* BEGIN Records supplied *

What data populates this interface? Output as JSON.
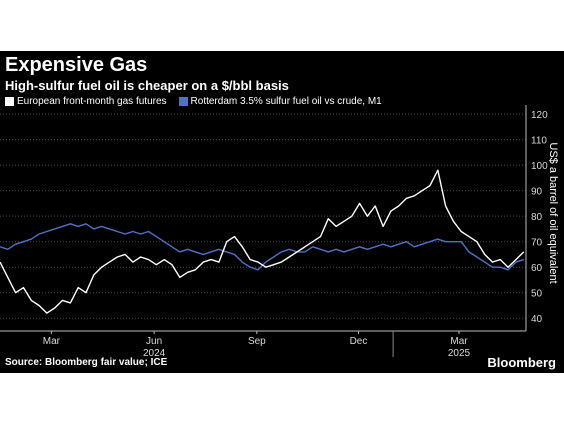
{
  "header": {
    "title": "Expensive Gas",
    "subtitle": "High-sulfur fuel oil is cheaper on a $/bbl basis"
  },
  "footer": {
    "source": "Source: Bloomberg fair value; ICE",
    "brand": "Bloomberg"
  },
  "colors": {
    "background": "#000000",
    "gas": "#ffffff",
    "fuel_oil": "#4f72c4",
    "grid": "#4a4a4a"
  },
  "chart_data": {
    "type": "line",
    "ylabel": "US$ a barrel of oil equivalent",
    "ylim": [
      35,
      122
    ],
    "yticks": [
      40,
      50,
      60,
      70,
      80,
      90,
      100,
      110,
      120
    ],
    "y_axis_position": "right",
    "grid": "horizontal dotted",
    "legend_position": "top-left",
    "xlim": [
      "2024-01-15",
      "2025-04-30"
    ],
    "x_ticks": [
      {
        "label": "Mar",
        "date": "2024-03-01"
      },
      {
        "label": "Jun",
        "date": "2024-06-01"
      },
      {
        "label": "Sep",
        "date": "2024-09-01"
      },
      {
        "label": "Dec",
        "date": "2024-12-01"
      },
      {
        "label": "Mar",
        "date": "2025-03-01"
      }
    ],
    "year_labels": [
      {
        "label": "2024",
        "date": "2024-06-01"
      },
      {
        "label": "2025",
        "date": "2025-03-01"
      }
    ],
    "series": [
      {
        "name": "European front-month gas futures",
        "color": "#ffffff",
        "x": [
          "2024-01-15",
          "2024-01-22",
          "2024-01-29",
          "2024-02-05",
          "2024-02-12",
          "2024-02-19",
          "2024-02-26",
          "2024-03-04",
          "2024-03-11",
          "2024-03-18",
          "2024-03-25",
          "2024-04-01",
          "2024-04-08",
          "2024-04-15",
          "2024-04-22",
          "2024-04-29",
          "2024-05-06",
          "2024-05-13",
          "2024-05-20",
          "2024-05-27",
          "2024-06-03",
          "2024-06-10",
          "2024-06-17",
          "2024-06-24",
          "2024-07-01",
          "2024-07-08",
          "2024-07-15",
          "2024-07-22",
          "2024-07-29",
          "2024-08-05",
          "2024-08-12",
          "2024-08-19",
          "2024-08-26",
          "2024-09-02",
          "2024-09-09",
          "2024-09-16",
          "2024-09-23",
          "2024-09-30",
          "2024-10-07",
          "2024-10-14",
          "2024-10-21",
          "2024-10-28",
          "2024-11-04",
          "2024-11-11",
          "2024-11-18",
          "2024-11-25",
          "2024-12-02",
          "2024-12-09",
          "2024-12-16",
          "2024-12-23",
          "2024-12-30",
          "2025-01-06",
          "2025-01-13",
          "2025-01-20",
          "2025-01-27",
          "2025-02-03",
          "2025-02-10",
          "2025-02-17",
          "2025-02-24",
          "2025-03-03",
          "2025-03-10",
          "2025-03-17",
          "2025-03-24",
          "2025-03-31",
          "2025-04-07",
          "2025-04-14",
          "2025-04-21",
          "2025-04-28"
        ],
        "values": [
          62,
          56,
          50,
          52,
          47,
          45,
          42,
          44,
          47,
          46,
          52,
          50,
          57,
          60,
          62,
          64,
          65,
          62,
          64,
          63,
          61,
          63,
          61,
          56,
          58,
          59,
          62,
          63,
          62,
          70,
          72,
          68,
          63,
          62,
          60,
          61,
          62,
          64,
          66,
          68,
          70,
          72,
          79,
          76,
          78,
          80,
          85,
          80,
          84,
          76,
          82,
          84,
          87,
          88,
          90,
          92,
          98,
          84,
          78,
          74,
          72,
          70,
          65,
          62,
          63,
          60,
          63,
          66
        ]
      },
      {
        "name": "Rotterdam 3.5% sulfur fuel oil vs crude, M1",
        "color": "#4f72c4",
        "x": [
          "2024-01-15",
          "2024-01-22",
          "2024-01-29",
          "2024-02-05",
          "2024-02-12",
          "2024-02-19",
          "2024-02-26",
          "2024-03-04",
          "2024-03-11",
          "2024-03-18",
          "2024-03-25",
          "2024-04-01",
          "2024-04-08",
          "2024-04-15",
          "2024-04-22",
          "2024-04-29",
          "2024-05-06",
          "2024-05-13",
          "2024-05-20",
          "2024-05-27",
          "2024-06-03",
          "2024-06-10",
          "2024-06-17",
          "2024-06-24",
          "2024-07-01",
          "2024-07-08",
          "2024-07-15",
          "2024-07-22",
          "2024-07-29",
          "2024-08-05",
          "2024-08-12",
          "2024-08-19",
          "2024-08-26",
          "2024-09-02",
          "2024-09-09",
          "2024-09-16",
          "2024-09-23",
          "2024-09-30",
          "2024-10-07",
          "2024-10-14",
          "2024-10-21",
          "2024-10-28",
          "2024-11-04",
          "2024-11-11",
          "2024-11-18",
          "2024-11-25",
          "2024-12-02",
          "2024-12-09",
          "2024-12-16",
          "2024-12-23",
          "2024-12-30",
          "2025-01-06",
          "2025-01-13",
          "2025-01-20",
          "2025-01-27",
          "2025-02-03",
          "2025-02-10",
          "2025-02-17",
          "2025-02-24",
          "2025-03-03",
          "2025-03-10",
          "2025-03-17",
          "2025-03-24",
          "2025-03-31",
          "2025-04-07",
          "2025-04-14",
          "2025-04-21",
          "2025-04-28"
        ],
        "values": [
          68,
          67,
          69,
          70,
          71,
          73,
          74,
          75,
          76,
          77,
          76,
          77,
          75,
          76,
          75,
          74,
          73,
          74,
          73,
          74,
          72,
          70,
          68,
          66,
          67,
          66,
          65,
          66,
          67,
          66,
          65,
          62,
          60,
          59,
          62,
          64,
          66,
          67,
          66,
          66,
          68,
          67,
          66,
          67,
          66,
          67,
          68,
          67,
          68,
          69,
          68,
          69,
          70,
          68,
          69,
          70,
          71,
          70,
          70,
          70,
          66,
          64,
          62,
          60,
          60,
          59,
          62,
          63
        ]
      }
    ]
  }
}
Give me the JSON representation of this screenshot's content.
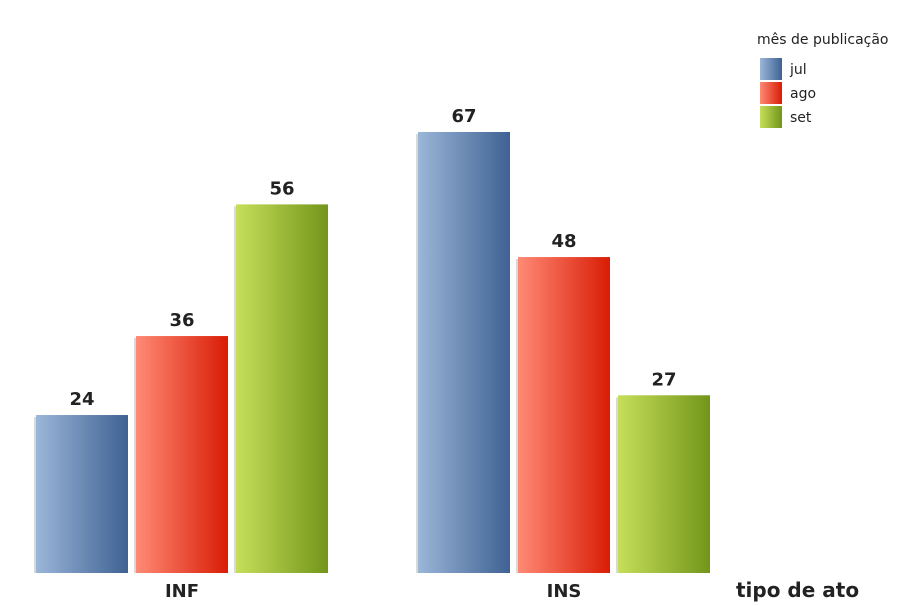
{
  "chart_data": {
    "type": "bar",
    "categories": [
      "INF",
      "INS"
    ],
    "series": [
      {
        "name": "jul",
        "values": [
          24,
          67
        ],
        "color": "#4f77a8"
      },
      {
        "name": "ago",
        "values": [
          36,
          48
        ],
        "color": "#e83a22"
      },
      {
        "name": "set",
        "values": [
          56,
          27
        ],
        "color": "#8fb22e"
      }
    ],
    "xlabel": "tipo de ato",
    "ylabel": "",
    "ylim": [
      0,
      67
    ],
    "grid": false,
    "legend": {
      "title": "mês de publicação",
      "position": "top-right"
    }
  }
}
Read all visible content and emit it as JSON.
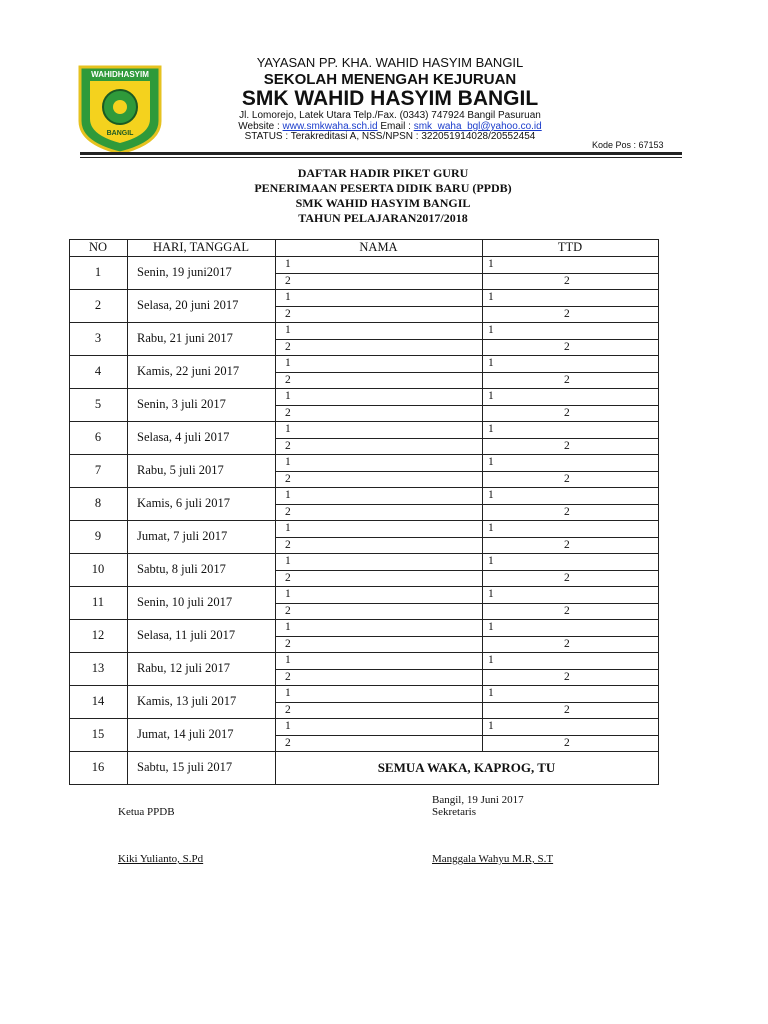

* END Records supplied *

Select every line in the material above where the string "right" occurs, and copy it.

    "y_axis_position": "right",
      "position": "top-right"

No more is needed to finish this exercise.